■ **What is required**
Lines holding the string "Graphics" are the ones to copy from this listing.

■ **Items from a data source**
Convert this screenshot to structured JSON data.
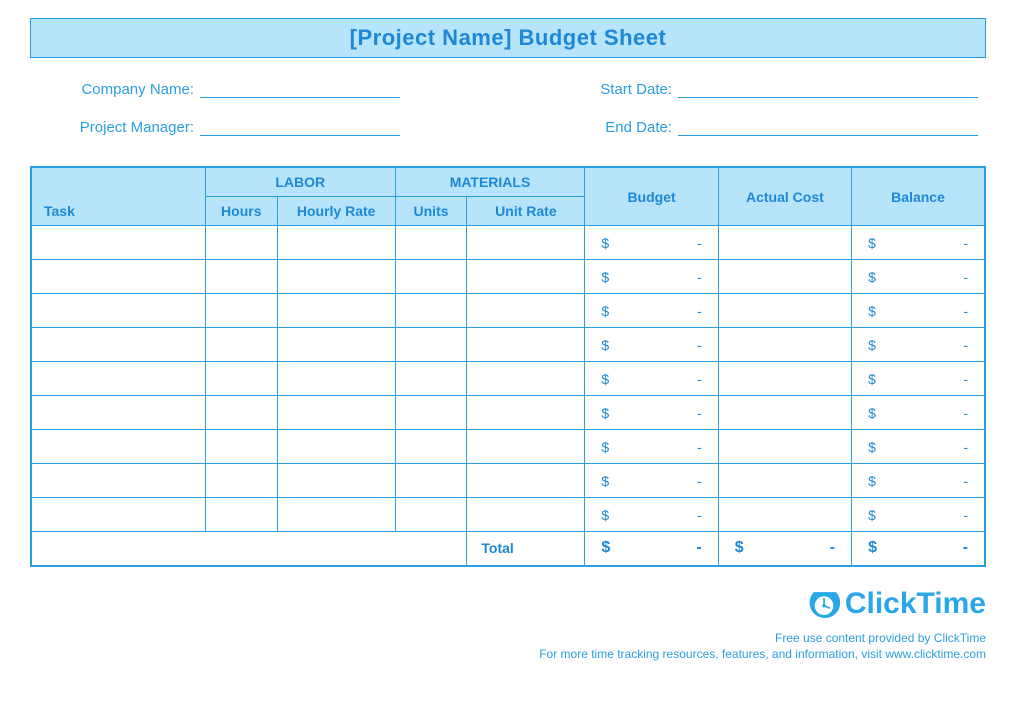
{
  "title": "[Project Name] Budget Sheet",
  "meta": {
    "company_label": "Company Name:",
    "manager_label": "Project Manager:",
    "start_label": "Start Date:",
    "end_label": "End Date:"
  },
  "headers": {
    "task": "Task",
    "labor": "LABOR",
    "hours": "Hours",
    "hourly_rate": "Hourly Rate",
    "materials": "MATERIALS",
    "units": "Units",
    "unit_rate": "Unit Rate",
    "budget": "Budget",
    "actual_cost": "Actual Cost",
    "balance": "Balance"
  },
  "money": {
    "symbol": "$",
    "dash": "-"
  },
  "total_label": "Total",
  "logo_text": "ClickTime",
  "footer1": "Free use content provided by ClickTime",
  "footer2": "For more time tracking resources, features, and information, visit www.clicktime.com"
}
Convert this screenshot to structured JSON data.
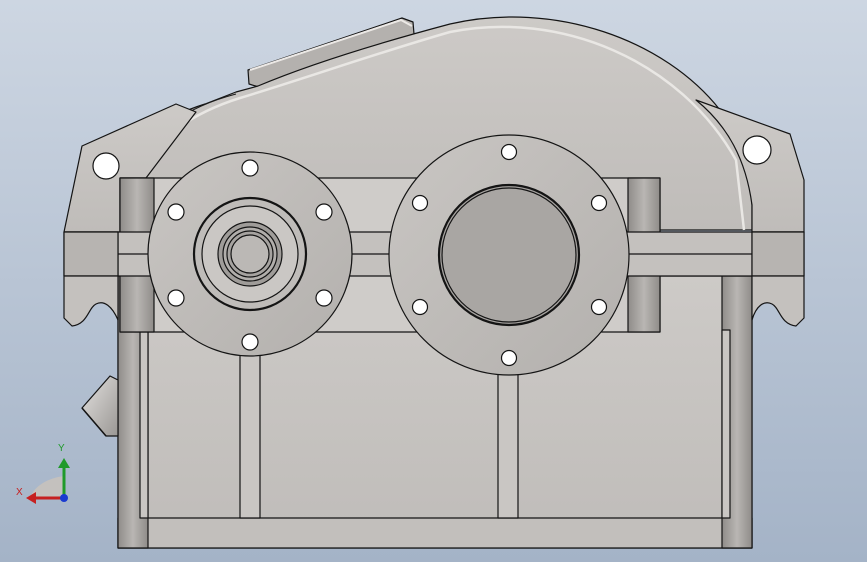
{
  "triad": {
    "x_label": "X",
    "y_label": "Y",
    "x_color": "#c62020",
    "y_color": "#1f9a2a",
    "z_color": "#1a3ad0"
  },
  "model": {
    "subject": "gearbox-housing",
    "view": "front",
    "display_style": "shaded-with-edges",
    "body_color": "#c6c3c0",
    "edge_color": "#141414",
    "background_top": "#cdd6e2",
    "background_bottom": "#a4b3c7"
  }
}
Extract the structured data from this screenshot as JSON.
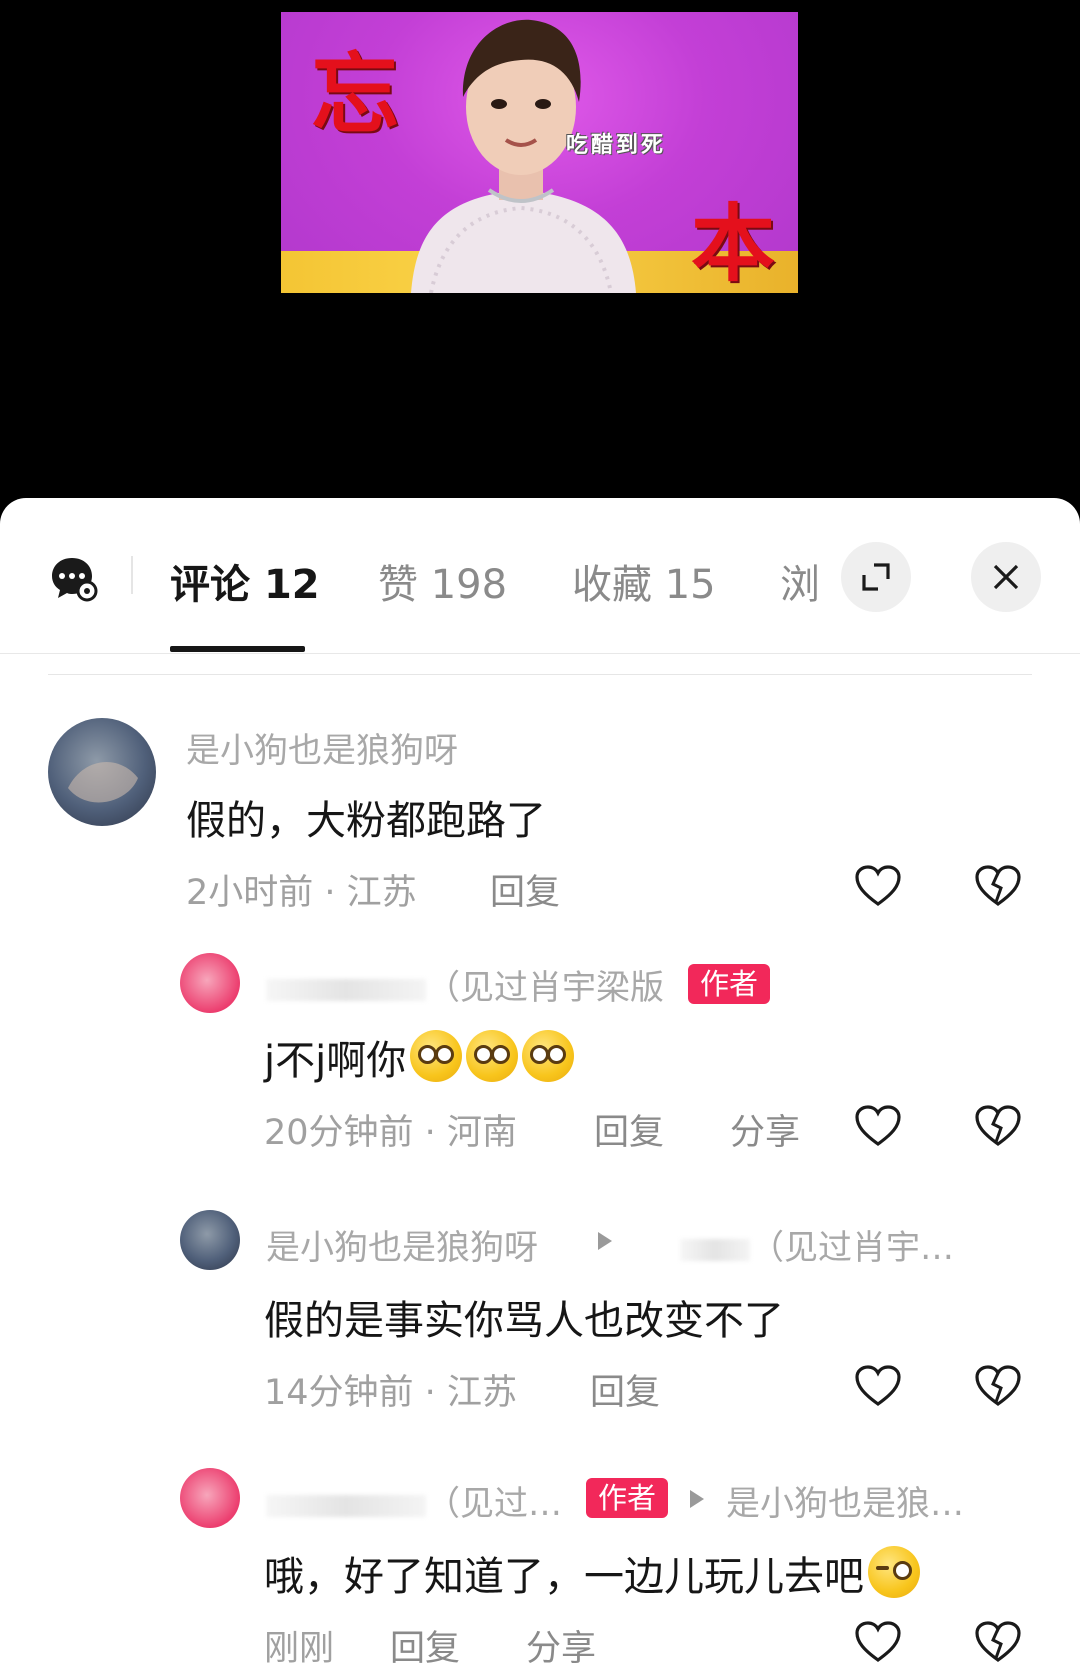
{
  "tabs": [
    {
      "label": "评论",
      "count": "12",
      "active": true
    },
    {
      "label": "赞",
      "count": "198",
      "active": false
    },
    {
      "label": "收藏",
      "count": "15",
      "active": false
    },
    {
      "label": "浏",
      "count": "",
      "active": false
    }
  ],
  "video": {
    "char_left": "忘",
    "char_right": "本",
    "caption": "吃醋到死"
  },
  "comments": [
    {
      "username": "是小狗也是狼狗呀",
      "text": "假的，大粉都跑路了",
      "time": "2小时前",
      "location": "江苏",
      "reply_label": "回复",
      "share_label": ""
    },
    {
      "username": "（见过肖宇梁版",
      "badge": "作者",
      "text": "j不j啊你",
      "time": "20分钟前",
      "location": "河南",
      "reply_label": "回复",
      "share_label": "分享"
    },
    {
      "username": "是小狗也是狼狗呀",
      "reply_to": "（见过肖宇…",
      "text": "假的是事实你骂人也改变不了",
      "time": "14分钟前",
      "location": "江苏",
      "reply_label": "回复",
      "share_label": ""
    },
    {
      "username": "（见过…",
      "badge": "作者",
      "reply_to": "是小狗也是狼…",
      "text": "哦，好了知道了，一边儿玩儿去吧",
      "time": "刚刚",
      "location": "",
      "reply_label": "回复",
      "share_label": "分享"
    }
  ],
  "colors": {
    "badge": "#f2285a",
    "text_primary": "#161616",
    "text_secondary": "#a0a0a0",
    "video_bg": "#c33fd6"
  },
  "icons": [
    "chat-settings-icon",
    "expand-icon",
    "close-icon",
    "heart-icon",
    "broken-heart-icon",
    "dizzy-emoji-icon",
    "wink-tongue-emoji-icon"
  ]
}
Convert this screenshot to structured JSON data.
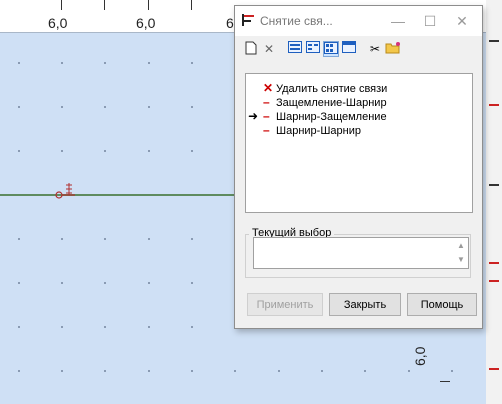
{
  "canvas": {
    "top_ruler_labels": [
      "6,0",
      "6,0",
      "6"
    ],
    "right_ruler_label": "6,0",
    "support_label": "sbv"
  },
  "dialog": {
    "title": "Снятие свя...",
    "window_buttons": {
      "minimize": "—",
      "maximize": "☐",
      "close": "✕"
    },
    "list_items": [
      {
        "label": "Удалить снятие связи",
        "mark": "✕",
        "selected_arrow": false
      },
      {
        "label": "Защемление-Шарнир",
        "mark": "–",
        "selected_arrow": false
      },
      {
        "label": "Шарнир-Защемление",
        "mark": "–",
        "selected_arrow": true,
        "arrow": "➜"
      },
      {
        "label": "Шарнир-Шарнир",
        "mark": "–",
        "selected_arrow": false
      }
    ],
    "current_selection_label": "Текущий выбор",
    "current_selection_value": "",
    "buttons": {
      "apply": "Применить",
      "close": "Закрыть",
      "help": "Помощь"
    }
  }
}
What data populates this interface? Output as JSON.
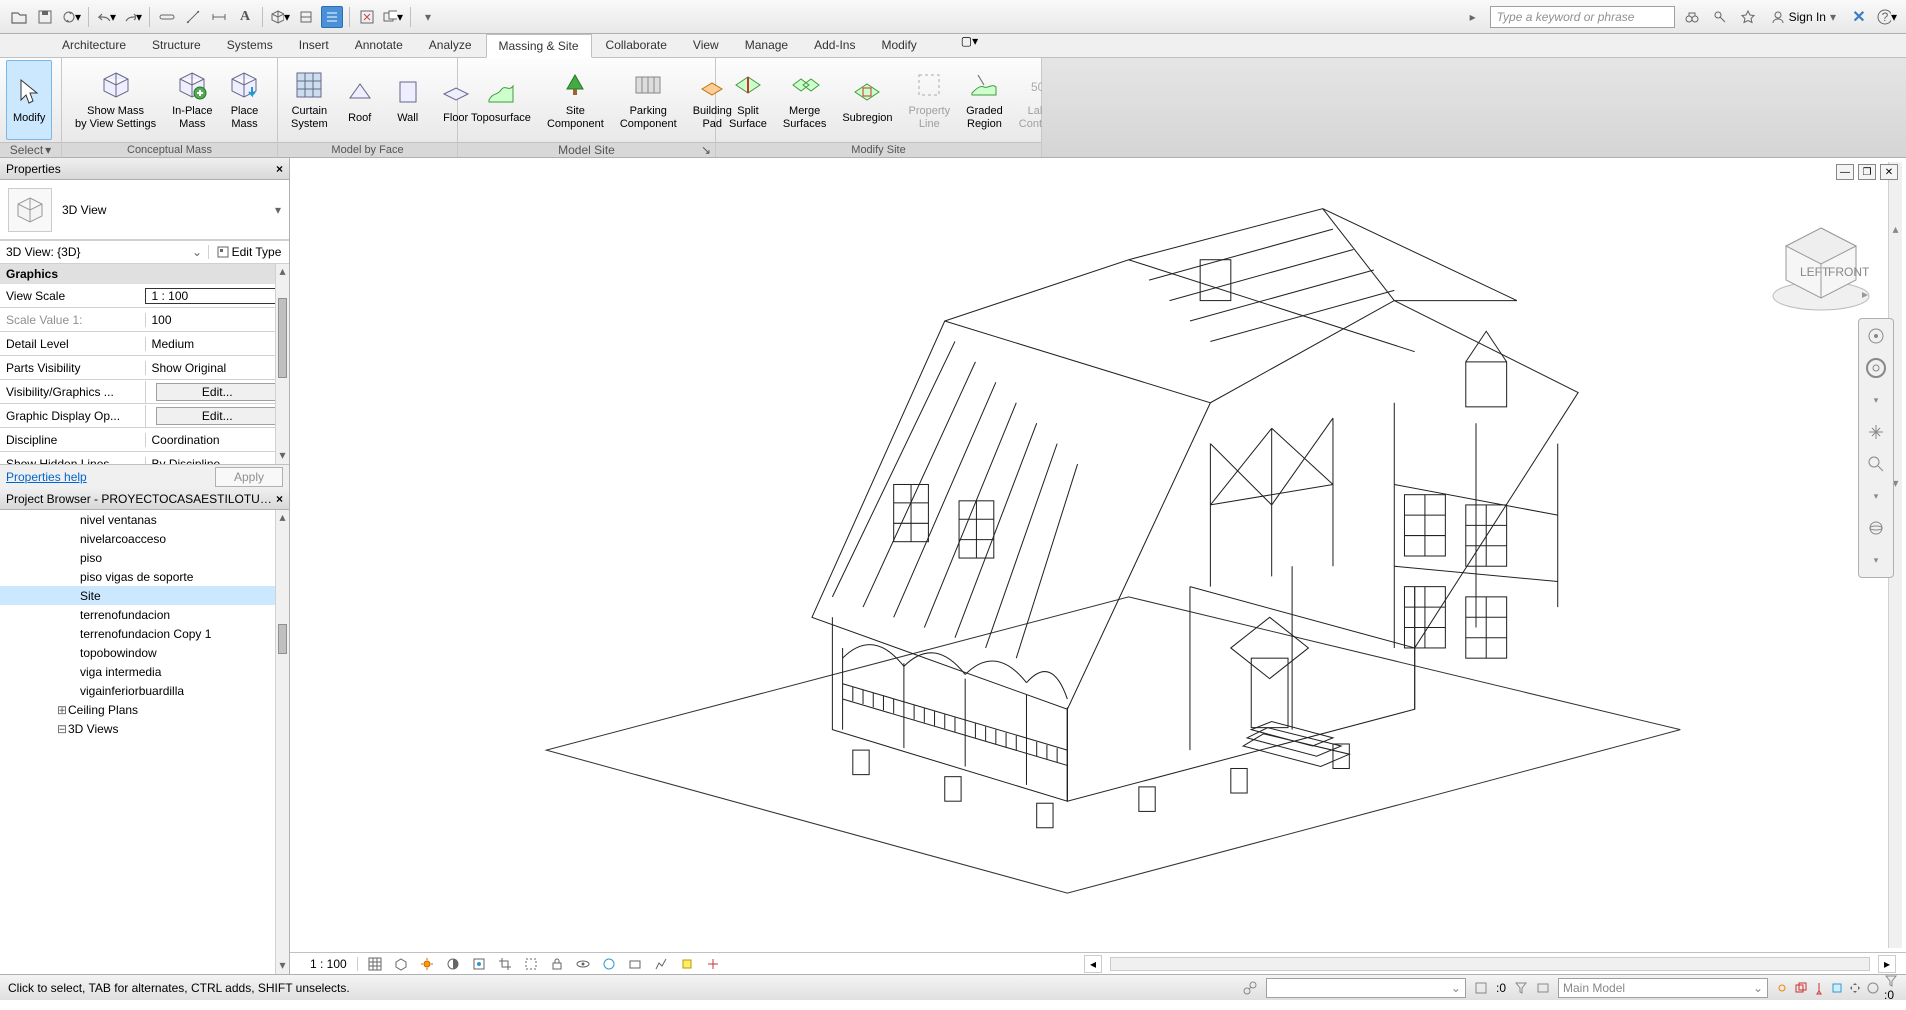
{
  "qat": {
    "search_placeholder": "Type a keyword or phrase",
    "signin": "Sign In"
  },
  "tabs": [
    "Architecture",
    "Structure",
    "Systems",
    "Insert",
    "Annotate",
    "Analyze",
    "Massing & Site",
    "Collaborate",
    "View",
    "Manage",
    "Add-Ins",
    "Modify"
  ],
  "active_tab": "Massing & Site",
  "ribbon": {
    "select": {
      "label": "Select",
      "modify": "Modify"
    },
    "panels": [
      {
        "title": "Conceptual Mass",
        "buttons": [
          {
            "id": "show-mass",
            "label": "Show Mass\nby View Settings",
            "ico": "cube"
          },
          {
            "id": "inplace-mass",
            "label": "In-Place\nMass",
            "ico": "cube-plus"
          },
          {
            "id": "place-mass",
            "label": "Place\nMass",
            "ico": "cube-down"
          }
        ]
      },
      {
        "title": "Model by Face",
        "buttons": [
          {
            "id": "curtain-system",
            "label": "Curtain\nSystem",
            "ico": "grid"
          },
          {
            "id": "roof",
            "label": "Roof",
            "ico": "roof"
          },
          {
            "id": "wall",
            "label": "Wall",
            "ico": "wall"
          },
          {
            "id": "floor",
            "label": "Floor",
            "ico": "floor"
          }
        ]
      },
      {
        "title": "Model Site",
        "exp": true,
        "buttons": [
          {
            "id": "toposurface",
            "label": "Toposurface",
            "ico": "topo"
          },
          {
            "id": "site-component",
            "label": "Site\nComponent",
            "ico": "tree"
          },
          {
            "id": "parking-component",
            "label": "Parking\nComponent",
            "ico": "parking"
          },
          {
            "id": "building-pad",
            "label": "Building\nPad",
            "ico": "pad"
          }
        ]
      },
      {
        "title": "Modify Site",
        "buttons": [
          {
            "id": "split-surface",
            "label": "Split\nSurface",
            "ico": "split"
          },
          {
            "id": "merge-surfaces",
            "label": "Merge\nSurfaces",
            "ico": "merge"
          },
          {
            "id": "subregion",
            "label": "Subregion",
            "ico": "sub"
          },
          {
            "id": "property-line",
            "label": "Property\nLine",
            "ico": "pline",
            "disabled": true
          },
          {
            "id": "graded-region",
            "label": "Graded\nRegion",
            "ico": "graded"
          },
          {
            "id": "label-contours",
            "label": "Label\nContours",
            "ico": "label",
            "disabled": true
          }
        ]
      }
    ]
  },
  "properties": {
    "title": "Properties",
    "type": "3D View",
    "instance": "3D View: {3D}",
    "edit_type": "Edit Type",
    "section": "Graphics",
    "rows": [
      {
        "k": "View Scale",
        "v": "1 : 100",
        "input": true
      },
      {
        "k": "Scale Value    1:",
        "v": "100",
        "gray": true
      },
      {
        "k": "Detail Level",
        "v": "Medium"
      },
      {
        "k": "Parts Visibility",
        "v": "Show Original"
      },
      {
        "k": "Visibility/Graphics ...",
        "v": "Edit...",
        "btn": true
      },
      {
        "k": "Graphic Display Op...",
        "v": "Edit...",
        "btn": true
      },
      {
        "k": "Discipline",
        "v": "Coordination"
      },
      {
        "k": "Show Hidden Lines",
        "v": "By Discipline",
        "cut": true
      }
    ],
    "help": "Properties help",
    "apply": "Apply"
  },
  "browser": {
    "title": "Project Browser - PROYECTOCASAESTILOTUDOR...",
    "items": [
      "nivel ventanas",
      "nivelarcoacceso",
      "piso",
      "piso  vigas de soporte",
      "Site",
      "terrenofundacion",
      "terrenofundacion Copy 1",
      "topobowindow",
      "viga intermedia",
      "vigainferiorbuardilla"
    ],
    "selected": "Site",
    "groups": [
      {
        "label": "Ceiling Plans",
        "icon": "plus"
      },
      {
        "label": "3D Views",
        "icon": "minus"
      }
    ]
  },
  "view_status": {
    "scale": "1 : 100"
  },
  "status": {
    "hint": "Click to select, TAB for alternates, CTRL adds, SHIFT unselects.",
    "zero": ":0",
    "workset": "Main Model"
  },
  "viewcube": {
    "left": "LEFT",
    "front": "FRONT"
  }
}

■ **Written answer**
    "section": "Graphics",
        "k": "Visibility/Graphics ...",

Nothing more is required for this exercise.